● TASK TO CARRY OUT:
The required output is a single number: how many lines of the material contain the string "ties".

— Start of RECORDS PROVIDED —

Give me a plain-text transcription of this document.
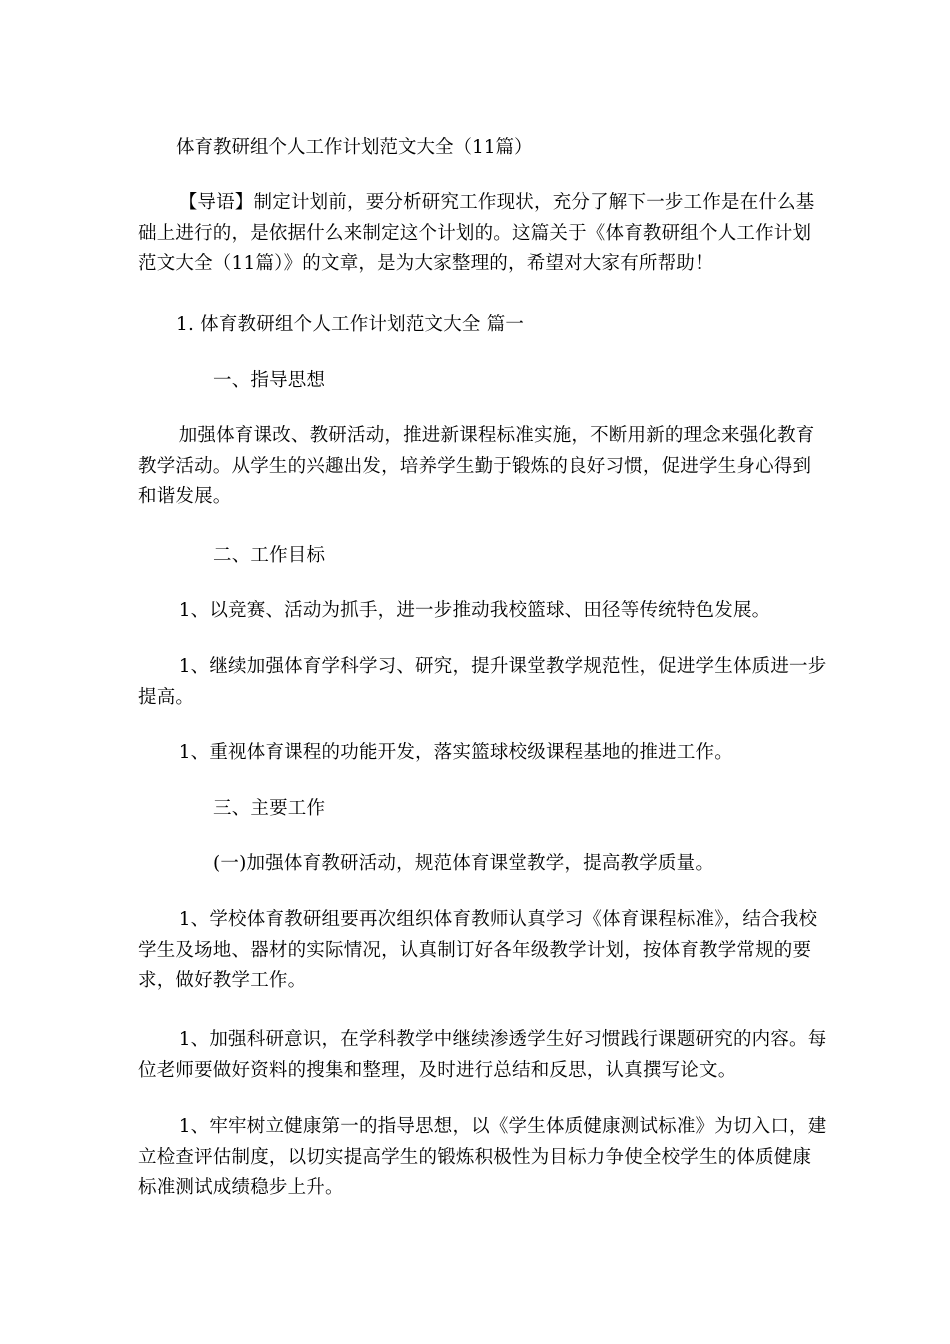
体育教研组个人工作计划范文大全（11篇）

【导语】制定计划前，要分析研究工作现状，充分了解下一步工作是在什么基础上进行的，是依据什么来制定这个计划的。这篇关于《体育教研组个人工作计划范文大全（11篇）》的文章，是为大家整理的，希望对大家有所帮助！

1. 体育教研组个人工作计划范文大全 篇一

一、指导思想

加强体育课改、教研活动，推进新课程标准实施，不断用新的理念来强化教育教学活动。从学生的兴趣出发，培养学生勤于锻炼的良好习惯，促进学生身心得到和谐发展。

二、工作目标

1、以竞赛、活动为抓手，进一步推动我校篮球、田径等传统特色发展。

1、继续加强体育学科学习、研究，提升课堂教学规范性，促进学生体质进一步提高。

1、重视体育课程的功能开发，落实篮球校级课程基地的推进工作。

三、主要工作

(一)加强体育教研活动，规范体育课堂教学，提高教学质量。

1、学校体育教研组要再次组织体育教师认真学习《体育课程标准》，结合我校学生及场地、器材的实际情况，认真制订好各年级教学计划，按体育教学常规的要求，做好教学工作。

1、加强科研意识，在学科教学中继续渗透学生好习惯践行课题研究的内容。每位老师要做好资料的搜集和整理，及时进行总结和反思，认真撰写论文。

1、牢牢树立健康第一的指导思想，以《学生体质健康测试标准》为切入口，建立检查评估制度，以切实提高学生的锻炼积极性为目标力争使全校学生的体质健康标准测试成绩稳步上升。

— End of RECORDS PROVIDED —
— Start of RECORDS PROVIDED —

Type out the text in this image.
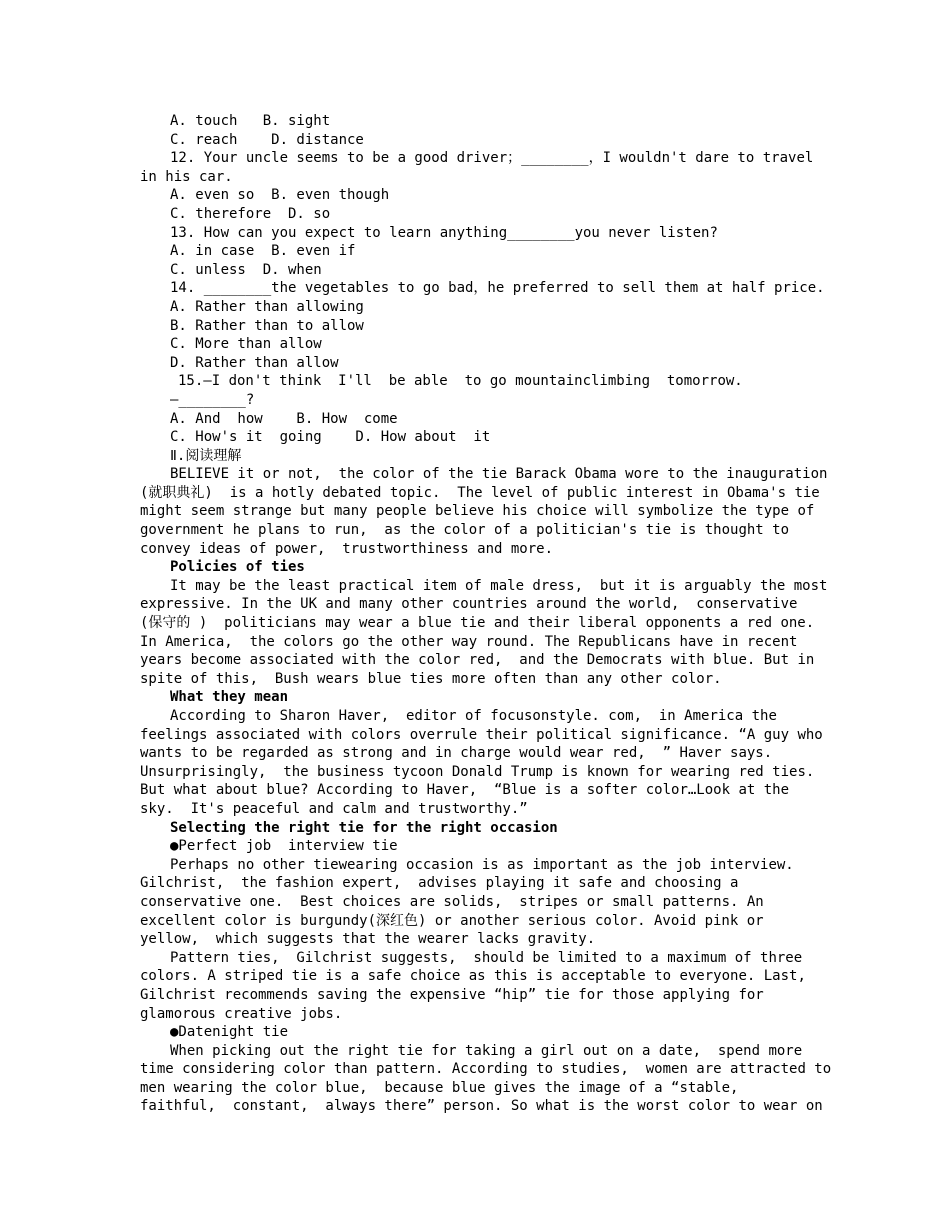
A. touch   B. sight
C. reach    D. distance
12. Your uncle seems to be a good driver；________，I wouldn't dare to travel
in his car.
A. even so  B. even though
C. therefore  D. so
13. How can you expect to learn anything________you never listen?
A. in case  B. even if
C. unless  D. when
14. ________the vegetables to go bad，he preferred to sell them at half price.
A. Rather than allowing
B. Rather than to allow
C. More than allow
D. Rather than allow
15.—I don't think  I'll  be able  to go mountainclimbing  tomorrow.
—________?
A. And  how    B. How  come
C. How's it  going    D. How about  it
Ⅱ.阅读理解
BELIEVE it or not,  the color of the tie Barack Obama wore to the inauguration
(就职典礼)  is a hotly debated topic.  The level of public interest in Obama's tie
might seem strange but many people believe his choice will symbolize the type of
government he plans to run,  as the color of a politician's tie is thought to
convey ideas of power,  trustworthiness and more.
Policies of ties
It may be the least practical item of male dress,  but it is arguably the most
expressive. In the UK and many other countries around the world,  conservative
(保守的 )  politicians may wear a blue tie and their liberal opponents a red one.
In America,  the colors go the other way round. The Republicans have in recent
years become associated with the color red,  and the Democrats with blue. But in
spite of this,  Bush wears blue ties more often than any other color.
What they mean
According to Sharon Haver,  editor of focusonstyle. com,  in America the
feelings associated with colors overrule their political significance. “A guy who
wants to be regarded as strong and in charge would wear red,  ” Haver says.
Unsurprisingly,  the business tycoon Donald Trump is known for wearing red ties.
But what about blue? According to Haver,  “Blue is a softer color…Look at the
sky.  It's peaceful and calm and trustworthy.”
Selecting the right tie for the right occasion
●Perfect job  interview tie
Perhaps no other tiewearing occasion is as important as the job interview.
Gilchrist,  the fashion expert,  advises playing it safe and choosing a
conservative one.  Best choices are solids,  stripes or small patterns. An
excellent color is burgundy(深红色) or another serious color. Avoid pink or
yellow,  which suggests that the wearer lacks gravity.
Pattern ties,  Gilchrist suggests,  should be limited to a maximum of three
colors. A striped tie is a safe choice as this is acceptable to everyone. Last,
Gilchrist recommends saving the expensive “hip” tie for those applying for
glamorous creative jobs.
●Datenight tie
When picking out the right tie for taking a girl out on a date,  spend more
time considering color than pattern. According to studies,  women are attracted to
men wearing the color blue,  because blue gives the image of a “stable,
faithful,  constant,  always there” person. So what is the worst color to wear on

— End of RECORDS PROVIDED —

● WRITTEN RESPONSE:
4